**Exercise description**
Return only the number of lines that hold "apps".

**Source material**
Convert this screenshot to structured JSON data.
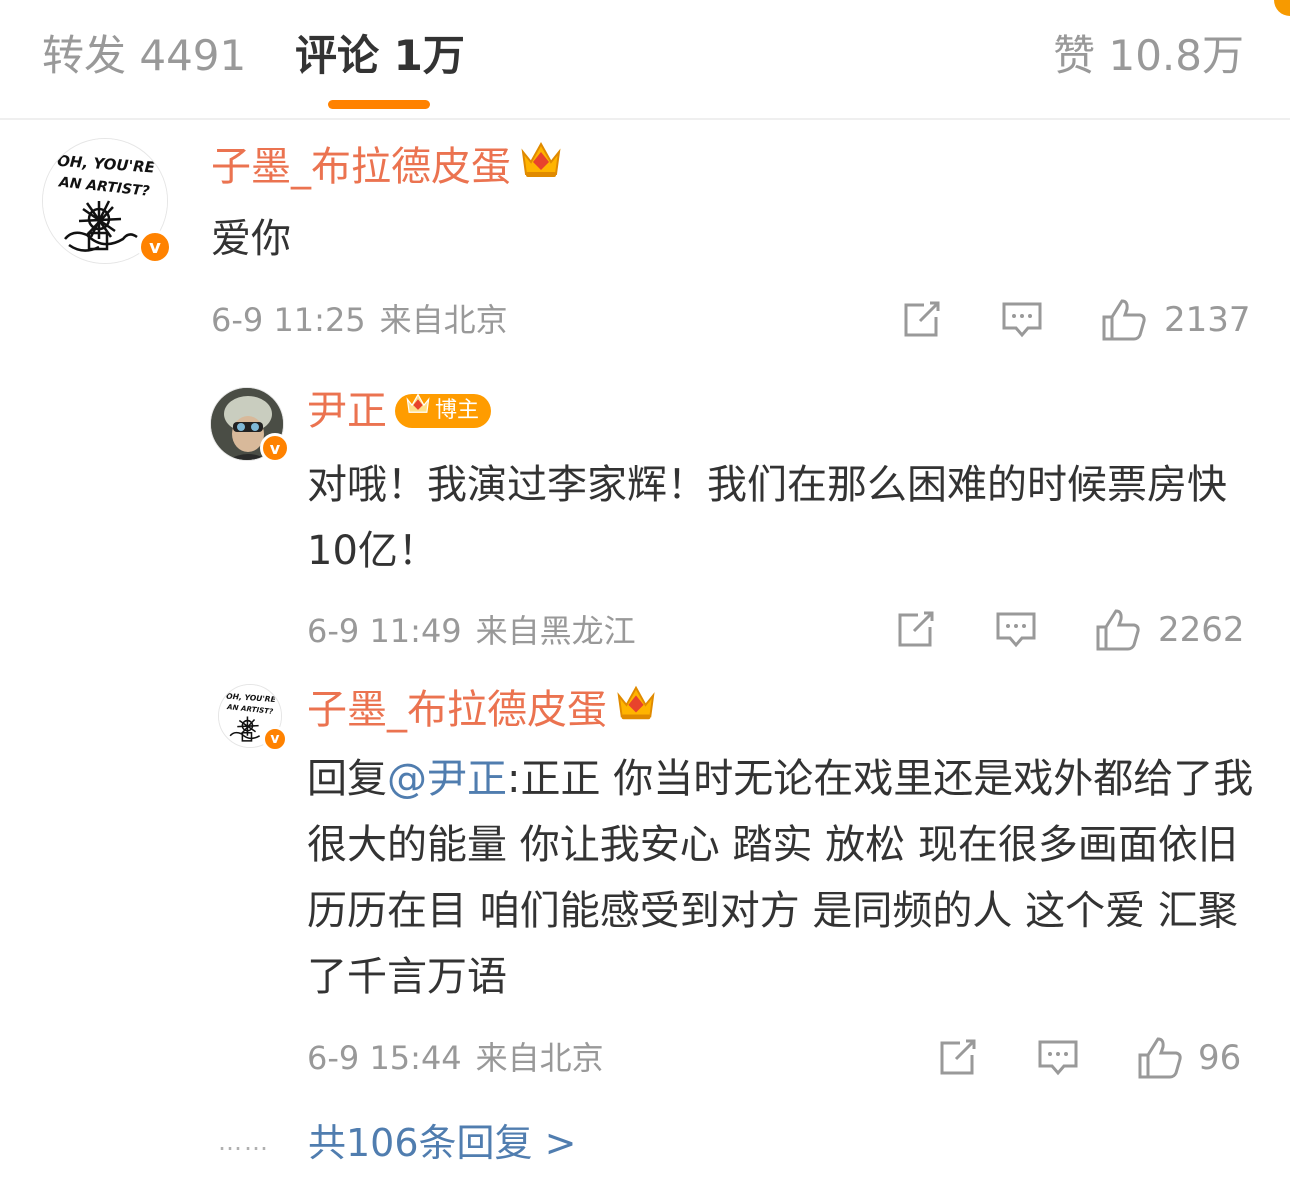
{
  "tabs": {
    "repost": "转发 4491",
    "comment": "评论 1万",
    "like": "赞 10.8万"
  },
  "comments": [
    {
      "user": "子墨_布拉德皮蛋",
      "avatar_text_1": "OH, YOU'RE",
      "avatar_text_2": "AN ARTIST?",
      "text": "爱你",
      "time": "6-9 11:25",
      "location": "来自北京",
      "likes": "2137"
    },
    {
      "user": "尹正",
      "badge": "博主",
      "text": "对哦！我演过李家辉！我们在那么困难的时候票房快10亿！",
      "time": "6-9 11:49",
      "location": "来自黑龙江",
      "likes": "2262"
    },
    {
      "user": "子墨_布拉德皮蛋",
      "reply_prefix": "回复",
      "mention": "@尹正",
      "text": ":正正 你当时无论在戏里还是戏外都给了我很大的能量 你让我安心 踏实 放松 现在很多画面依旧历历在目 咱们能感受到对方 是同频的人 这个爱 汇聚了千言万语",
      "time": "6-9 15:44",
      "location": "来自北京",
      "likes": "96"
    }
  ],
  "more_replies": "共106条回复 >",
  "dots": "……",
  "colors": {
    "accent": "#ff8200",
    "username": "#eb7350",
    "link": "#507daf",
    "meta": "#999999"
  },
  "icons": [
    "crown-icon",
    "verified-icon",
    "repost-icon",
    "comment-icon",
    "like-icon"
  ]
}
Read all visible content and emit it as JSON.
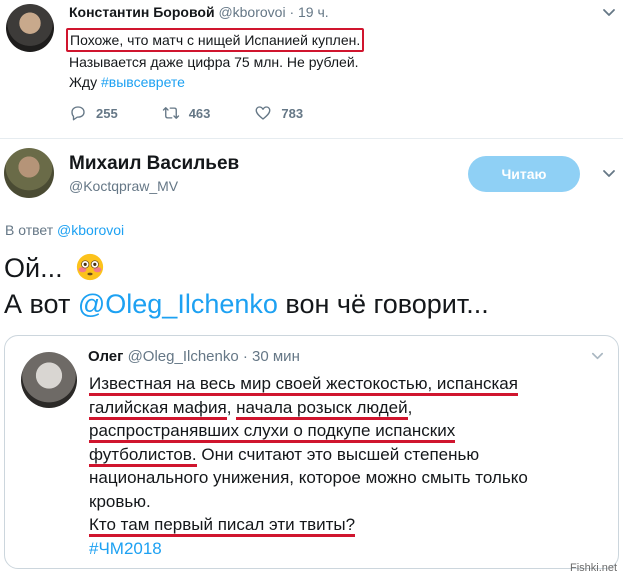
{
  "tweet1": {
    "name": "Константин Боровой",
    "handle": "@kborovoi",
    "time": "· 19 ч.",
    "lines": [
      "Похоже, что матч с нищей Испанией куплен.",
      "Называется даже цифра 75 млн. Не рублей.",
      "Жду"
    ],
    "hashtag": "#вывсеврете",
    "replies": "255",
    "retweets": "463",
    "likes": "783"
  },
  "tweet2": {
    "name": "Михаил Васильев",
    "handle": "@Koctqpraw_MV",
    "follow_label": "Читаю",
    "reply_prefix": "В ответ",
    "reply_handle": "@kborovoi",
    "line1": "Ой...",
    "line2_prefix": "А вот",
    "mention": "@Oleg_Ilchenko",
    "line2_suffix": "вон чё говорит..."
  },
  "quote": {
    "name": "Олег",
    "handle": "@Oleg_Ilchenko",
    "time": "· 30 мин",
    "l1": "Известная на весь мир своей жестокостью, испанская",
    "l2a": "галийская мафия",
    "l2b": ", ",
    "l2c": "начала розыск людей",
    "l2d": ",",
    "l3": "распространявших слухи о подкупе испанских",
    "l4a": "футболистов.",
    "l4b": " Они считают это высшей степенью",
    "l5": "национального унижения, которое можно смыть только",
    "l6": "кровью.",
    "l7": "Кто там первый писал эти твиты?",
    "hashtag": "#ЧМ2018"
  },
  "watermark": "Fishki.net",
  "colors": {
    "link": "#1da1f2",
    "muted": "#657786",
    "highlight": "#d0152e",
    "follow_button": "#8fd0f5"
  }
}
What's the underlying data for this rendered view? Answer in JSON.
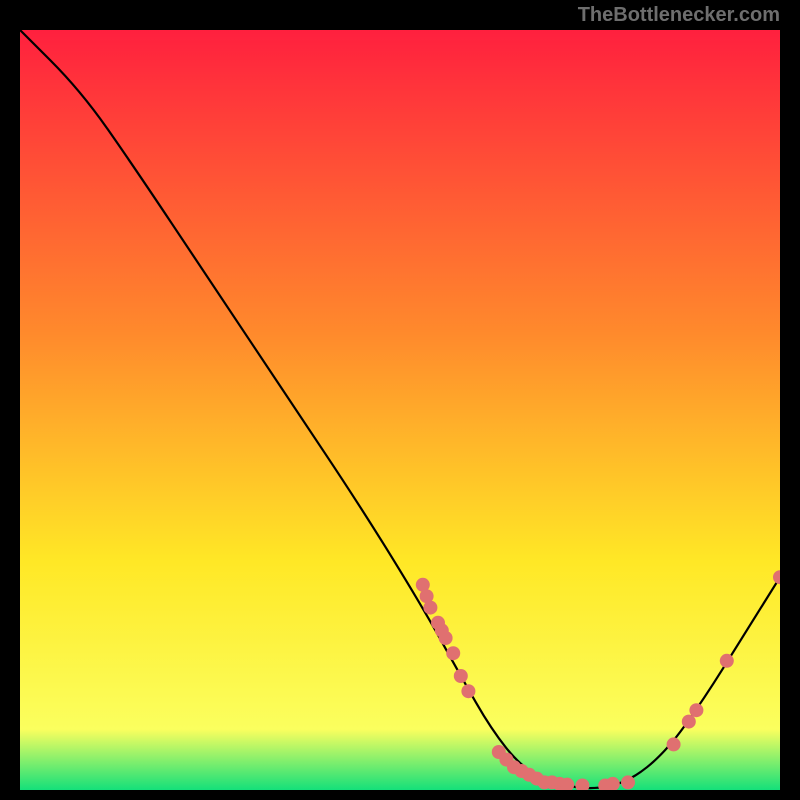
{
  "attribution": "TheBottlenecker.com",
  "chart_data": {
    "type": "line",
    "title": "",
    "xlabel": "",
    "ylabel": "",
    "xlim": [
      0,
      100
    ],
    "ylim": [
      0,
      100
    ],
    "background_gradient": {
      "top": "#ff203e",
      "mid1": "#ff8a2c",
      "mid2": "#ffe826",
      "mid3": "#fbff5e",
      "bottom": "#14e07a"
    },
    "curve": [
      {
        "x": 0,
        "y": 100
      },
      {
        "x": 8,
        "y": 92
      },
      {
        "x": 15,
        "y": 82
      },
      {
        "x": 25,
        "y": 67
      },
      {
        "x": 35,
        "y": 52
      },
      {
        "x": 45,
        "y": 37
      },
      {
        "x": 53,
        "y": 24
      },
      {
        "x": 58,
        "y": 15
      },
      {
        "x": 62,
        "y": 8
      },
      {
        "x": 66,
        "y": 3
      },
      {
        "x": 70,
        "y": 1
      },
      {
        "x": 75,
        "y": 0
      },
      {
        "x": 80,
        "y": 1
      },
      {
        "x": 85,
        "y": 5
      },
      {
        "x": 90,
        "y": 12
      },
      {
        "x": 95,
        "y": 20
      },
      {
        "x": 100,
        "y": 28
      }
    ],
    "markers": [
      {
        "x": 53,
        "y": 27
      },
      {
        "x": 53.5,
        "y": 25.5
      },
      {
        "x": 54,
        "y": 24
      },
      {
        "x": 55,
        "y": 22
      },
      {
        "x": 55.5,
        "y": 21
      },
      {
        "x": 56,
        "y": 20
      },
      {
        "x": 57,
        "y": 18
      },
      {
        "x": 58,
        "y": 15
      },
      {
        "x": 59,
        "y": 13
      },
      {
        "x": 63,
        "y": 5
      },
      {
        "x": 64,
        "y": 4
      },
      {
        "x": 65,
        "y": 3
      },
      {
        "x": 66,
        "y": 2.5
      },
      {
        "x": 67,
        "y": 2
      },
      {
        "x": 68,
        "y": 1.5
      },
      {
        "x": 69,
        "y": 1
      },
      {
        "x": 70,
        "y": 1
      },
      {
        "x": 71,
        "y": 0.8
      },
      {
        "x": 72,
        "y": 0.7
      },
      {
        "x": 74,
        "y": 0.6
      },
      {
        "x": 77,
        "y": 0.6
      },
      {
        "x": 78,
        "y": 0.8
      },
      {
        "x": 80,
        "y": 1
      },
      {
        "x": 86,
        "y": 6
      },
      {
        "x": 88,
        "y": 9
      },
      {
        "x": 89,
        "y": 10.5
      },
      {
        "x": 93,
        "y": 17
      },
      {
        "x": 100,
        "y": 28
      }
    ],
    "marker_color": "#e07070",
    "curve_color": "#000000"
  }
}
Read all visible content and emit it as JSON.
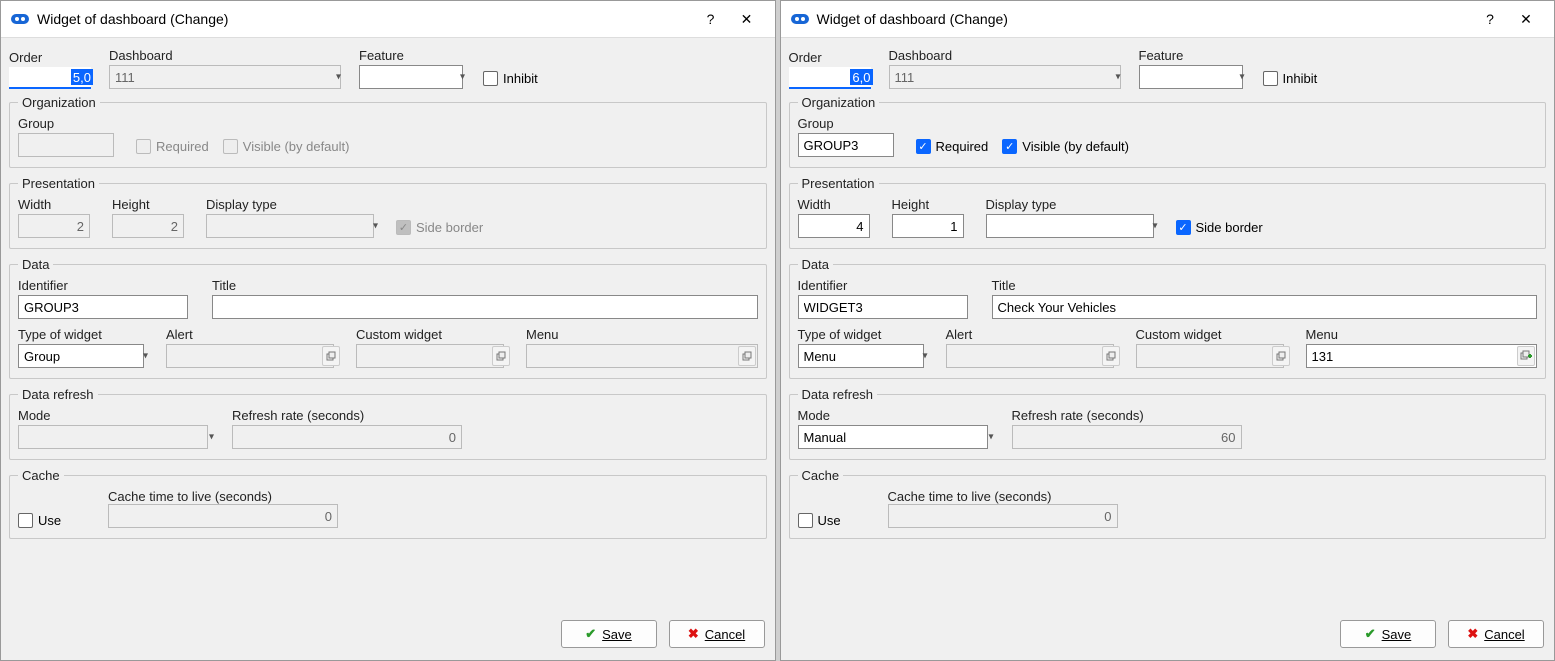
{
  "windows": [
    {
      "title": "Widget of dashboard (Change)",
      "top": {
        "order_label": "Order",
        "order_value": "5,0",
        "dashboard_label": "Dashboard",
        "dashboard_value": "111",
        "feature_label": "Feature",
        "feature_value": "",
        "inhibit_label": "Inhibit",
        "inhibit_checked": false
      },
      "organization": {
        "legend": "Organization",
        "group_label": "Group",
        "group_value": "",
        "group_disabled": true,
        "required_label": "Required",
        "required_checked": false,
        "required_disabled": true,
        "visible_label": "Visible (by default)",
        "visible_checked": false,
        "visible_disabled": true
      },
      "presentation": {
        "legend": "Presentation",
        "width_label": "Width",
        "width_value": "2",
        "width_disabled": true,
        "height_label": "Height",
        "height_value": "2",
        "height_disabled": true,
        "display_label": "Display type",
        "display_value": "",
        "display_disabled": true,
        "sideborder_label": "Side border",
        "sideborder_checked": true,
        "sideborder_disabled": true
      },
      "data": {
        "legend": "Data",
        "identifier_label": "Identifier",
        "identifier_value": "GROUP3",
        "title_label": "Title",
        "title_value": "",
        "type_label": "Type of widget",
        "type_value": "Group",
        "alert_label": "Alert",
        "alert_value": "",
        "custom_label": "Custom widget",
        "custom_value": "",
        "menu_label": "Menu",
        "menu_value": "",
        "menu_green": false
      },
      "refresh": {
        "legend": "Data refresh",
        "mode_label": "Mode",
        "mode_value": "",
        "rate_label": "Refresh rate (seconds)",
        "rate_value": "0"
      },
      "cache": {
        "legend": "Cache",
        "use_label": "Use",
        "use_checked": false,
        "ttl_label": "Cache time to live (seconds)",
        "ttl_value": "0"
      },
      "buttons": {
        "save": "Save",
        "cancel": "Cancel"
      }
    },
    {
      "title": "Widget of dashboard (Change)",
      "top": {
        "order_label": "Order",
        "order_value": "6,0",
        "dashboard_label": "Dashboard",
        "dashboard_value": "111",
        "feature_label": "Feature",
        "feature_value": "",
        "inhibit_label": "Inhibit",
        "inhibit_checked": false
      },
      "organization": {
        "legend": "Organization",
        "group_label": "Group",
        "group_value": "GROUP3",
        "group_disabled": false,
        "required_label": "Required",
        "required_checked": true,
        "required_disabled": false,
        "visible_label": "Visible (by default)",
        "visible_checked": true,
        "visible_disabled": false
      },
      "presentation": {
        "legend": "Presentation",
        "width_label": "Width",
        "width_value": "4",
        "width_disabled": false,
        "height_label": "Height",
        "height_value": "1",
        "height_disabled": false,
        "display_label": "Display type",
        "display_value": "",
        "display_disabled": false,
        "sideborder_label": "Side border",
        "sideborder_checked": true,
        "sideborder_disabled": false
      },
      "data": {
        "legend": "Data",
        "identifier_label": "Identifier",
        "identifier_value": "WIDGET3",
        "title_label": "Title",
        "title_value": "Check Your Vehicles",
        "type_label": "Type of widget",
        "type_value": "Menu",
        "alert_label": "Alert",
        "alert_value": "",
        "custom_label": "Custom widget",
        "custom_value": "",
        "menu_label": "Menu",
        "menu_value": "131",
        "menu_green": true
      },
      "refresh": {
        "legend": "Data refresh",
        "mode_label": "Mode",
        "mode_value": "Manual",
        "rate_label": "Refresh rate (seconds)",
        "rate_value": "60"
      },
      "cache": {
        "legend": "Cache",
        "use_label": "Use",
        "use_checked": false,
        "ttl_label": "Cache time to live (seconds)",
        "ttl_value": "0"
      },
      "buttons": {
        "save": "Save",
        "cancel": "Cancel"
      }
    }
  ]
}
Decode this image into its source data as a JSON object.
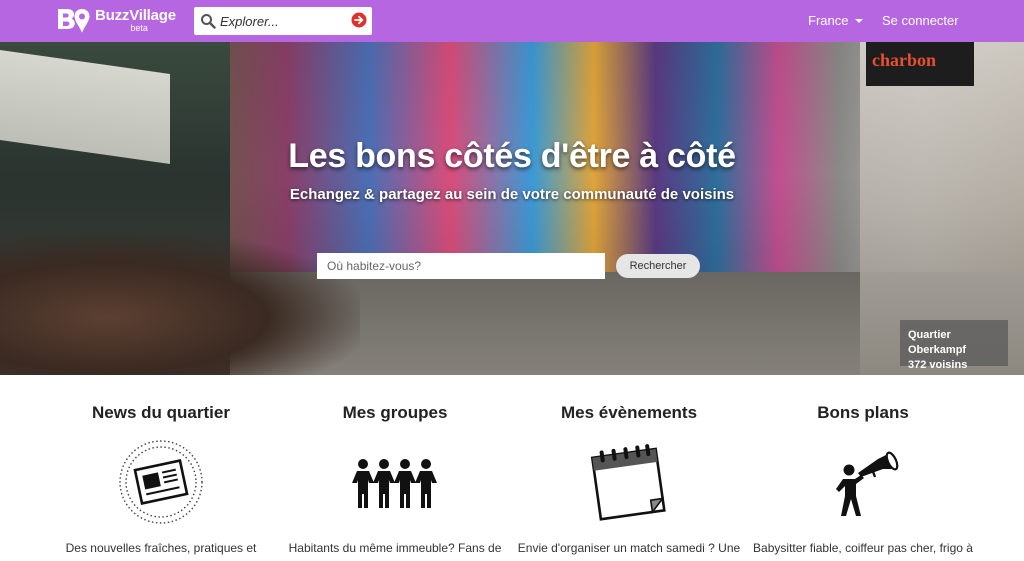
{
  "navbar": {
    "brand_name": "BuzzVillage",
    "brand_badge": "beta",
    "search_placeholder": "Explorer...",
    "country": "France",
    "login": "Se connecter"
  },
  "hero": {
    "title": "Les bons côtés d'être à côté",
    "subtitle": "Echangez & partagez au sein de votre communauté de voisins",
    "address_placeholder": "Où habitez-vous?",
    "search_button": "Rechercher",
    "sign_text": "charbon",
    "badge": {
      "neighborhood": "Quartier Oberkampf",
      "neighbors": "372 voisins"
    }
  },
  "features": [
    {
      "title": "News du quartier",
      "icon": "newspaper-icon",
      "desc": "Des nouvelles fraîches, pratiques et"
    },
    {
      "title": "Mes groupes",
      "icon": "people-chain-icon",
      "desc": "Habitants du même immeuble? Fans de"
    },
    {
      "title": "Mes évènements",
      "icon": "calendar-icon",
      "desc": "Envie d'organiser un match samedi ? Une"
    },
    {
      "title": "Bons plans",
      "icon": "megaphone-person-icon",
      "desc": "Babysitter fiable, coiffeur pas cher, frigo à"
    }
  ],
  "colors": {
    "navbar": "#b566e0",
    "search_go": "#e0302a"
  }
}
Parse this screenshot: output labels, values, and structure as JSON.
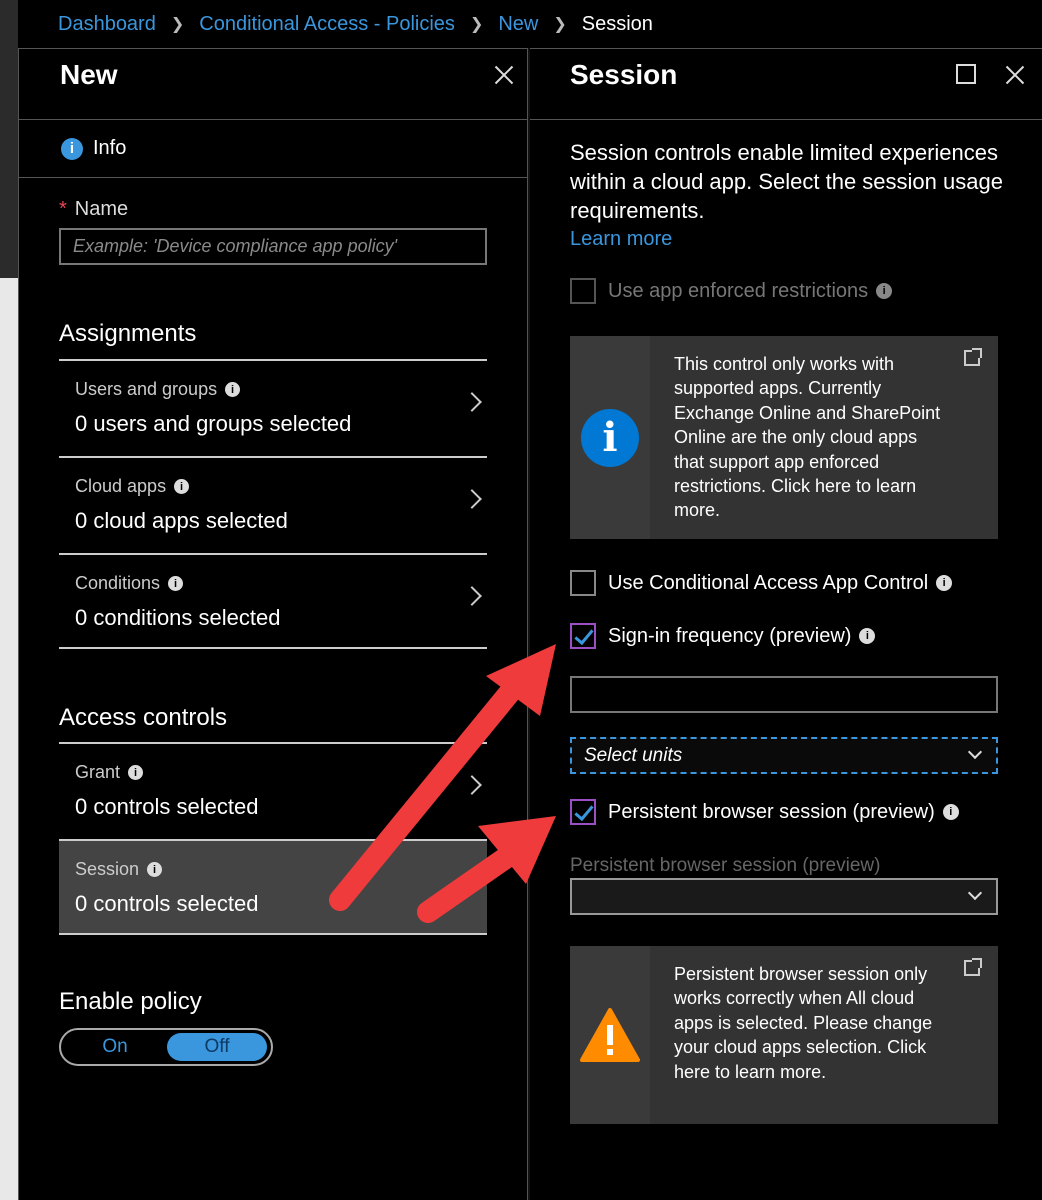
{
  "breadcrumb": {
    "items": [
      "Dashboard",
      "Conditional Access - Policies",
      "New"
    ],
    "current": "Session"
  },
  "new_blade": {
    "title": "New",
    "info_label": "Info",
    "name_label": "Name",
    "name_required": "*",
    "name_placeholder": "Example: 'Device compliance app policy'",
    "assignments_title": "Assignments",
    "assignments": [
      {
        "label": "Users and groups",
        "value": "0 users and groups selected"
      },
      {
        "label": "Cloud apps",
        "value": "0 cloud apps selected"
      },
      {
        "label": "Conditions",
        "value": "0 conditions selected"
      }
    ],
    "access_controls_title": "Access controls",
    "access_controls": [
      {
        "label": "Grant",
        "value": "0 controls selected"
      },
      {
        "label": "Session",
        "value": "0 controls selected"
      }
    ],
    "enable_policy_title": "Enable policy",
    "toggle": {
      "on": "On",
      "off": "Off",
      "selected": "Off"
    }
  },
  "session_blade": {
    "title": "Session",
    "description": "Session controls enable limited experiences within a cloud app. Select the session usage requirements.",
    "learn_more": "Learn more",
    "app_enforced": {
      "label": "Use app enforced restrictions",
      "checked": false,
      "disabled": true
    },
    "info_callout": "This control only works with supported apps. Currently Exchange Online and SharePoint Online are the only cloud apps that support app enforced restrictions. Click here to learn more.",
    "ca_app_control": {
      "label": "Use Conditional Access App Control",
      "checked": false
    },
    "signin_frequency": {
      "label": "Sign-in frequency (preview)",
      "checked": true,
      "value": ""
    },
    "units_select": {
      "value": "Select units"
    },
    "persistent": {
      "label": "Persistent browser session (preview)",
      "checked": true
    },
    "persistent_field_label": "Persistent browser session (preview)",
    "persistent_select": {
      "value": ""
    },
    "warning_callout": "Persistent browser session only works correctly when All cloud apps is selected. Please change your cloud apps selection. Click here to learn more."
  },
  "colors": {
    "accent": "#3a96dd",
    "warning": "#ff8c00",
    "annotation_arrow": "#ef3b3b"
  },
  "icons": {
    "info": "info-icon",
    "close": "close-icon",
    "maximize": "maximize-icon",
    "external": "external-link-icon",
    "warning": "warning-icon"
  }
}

**Result of the task**
4